Begin DATA FOR PROCESSING
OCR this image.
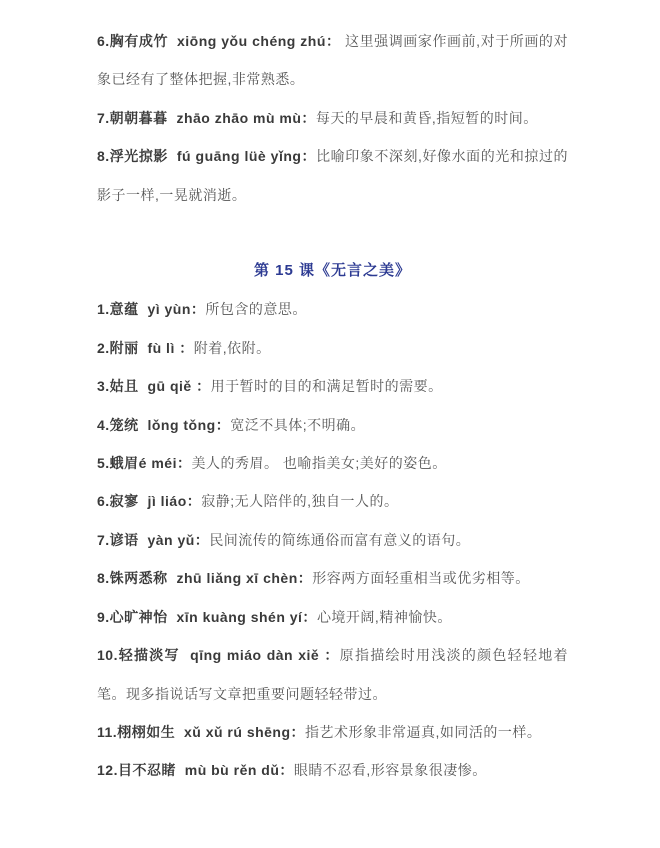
6.胸有成竹  xiōng yǒu chéng zhú： 这里强调画家作画前,对于所画的对象已经有了整体把握,非常熟悉。

7.朝朝暮暮  zhāo zhāo mù mù：每天的早晨和黄昏,指短暂的时间。

8.浮光掠影  fú guāng lüè yǐng：比喻印象不深刻,好像水面的光和掠过的影子一样,一晃就消逝。

第 15 课《无言之美》

1.意蕴  yì yùn：所包含的意思。

2.附丽  fù lì ：附着,依附。

3.姑且  gū qiě ：用于暂时的目的和满足暂时的需要。

4.笼统  lǒng tǒng：宽泛不具体;不明确。

5.蛾眉é méi：美人的秀眉。 也喻指美女;美好的姿色。

6.寂寥  jì liáo：寂静;无人陪伴的,独自一人的。

7.谚语  yàn yǔ：民间流传的简练通俗而富有意义的语句。

8.铢两悉称  zhū liǎng xī chèn：形容两方面轻重相当或优劣相等。

9.心旷神怡  xīn kuàng shén yí：心境开阔,精神愉快。

10.轻描淡写  qīng miáo dàn xiě ：原指描绘时用浅淡的颜色轻轻地着笔。现多指说话写文章把重要问题轻轻带过。

11.栩栩如生  xǔ xǔ rú shēng：指艺术形象非常逼真,如同活的一样。

12.目不忍睹  mù bù rěn dǔ：眼睛不忍看,形容景象很凄惨。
End DATA FOR PROCESSING
Print the entries above exactly, taking out only the pictures.

OCR this image.
6.胸有成竹  xiōng yǒu chéng zhú： 这里强调画家作画前,对于所画的对象已经有了整体把握,非常熟悉。

7.朝朝暮暮  zhāo zhāo mù mù：每天的早晨和黄昏,指短暂的时间。

8.浮光掠影  fú guāng lüè yǐng：比喻印象不深刻,好像水面的光和掠过的影子一样,一晃就消逝。

第 15 课《无言之美》

1.意蕴  yì yùn：所包含的意思。

2.附丽  fù lì ：附着,依附。

3.姑且  gū qiě ：用于暂时的目的和满足暂时的需要。

4.笼统  lǒng tǒng：宽泛不具体;不明确。

5.蛾眉é méi：美人的秀眉。 也喻指美女;美好的姿色。

6.寂寥  jì liáo：寂静;无人陪伴的,独自一人的。

7.谚语  yàn yǔ：民间流传的简练通俗而富有意义的语句。

8.铢两悉称  zhū liǎng xī chèn：形容两方面轻重相当或优劣相等。

9.心旷神怡  xīn kuàng shén yí：心境开阔,精神愉快。

10.轻描淡写  qīng miáo dàn xiě ：原指描绘时用浅淡的颜色轻轻地着笔。现多指说话写文章把重要问题轻轻带过。

11.栩栩如生  xǔ xǔ rú shēng：指艺术形象非常逼真,如同活的一样。

12.目不忍睹  mù bù rěn dǔ：眼睛不忍看,形容景象很凄惨。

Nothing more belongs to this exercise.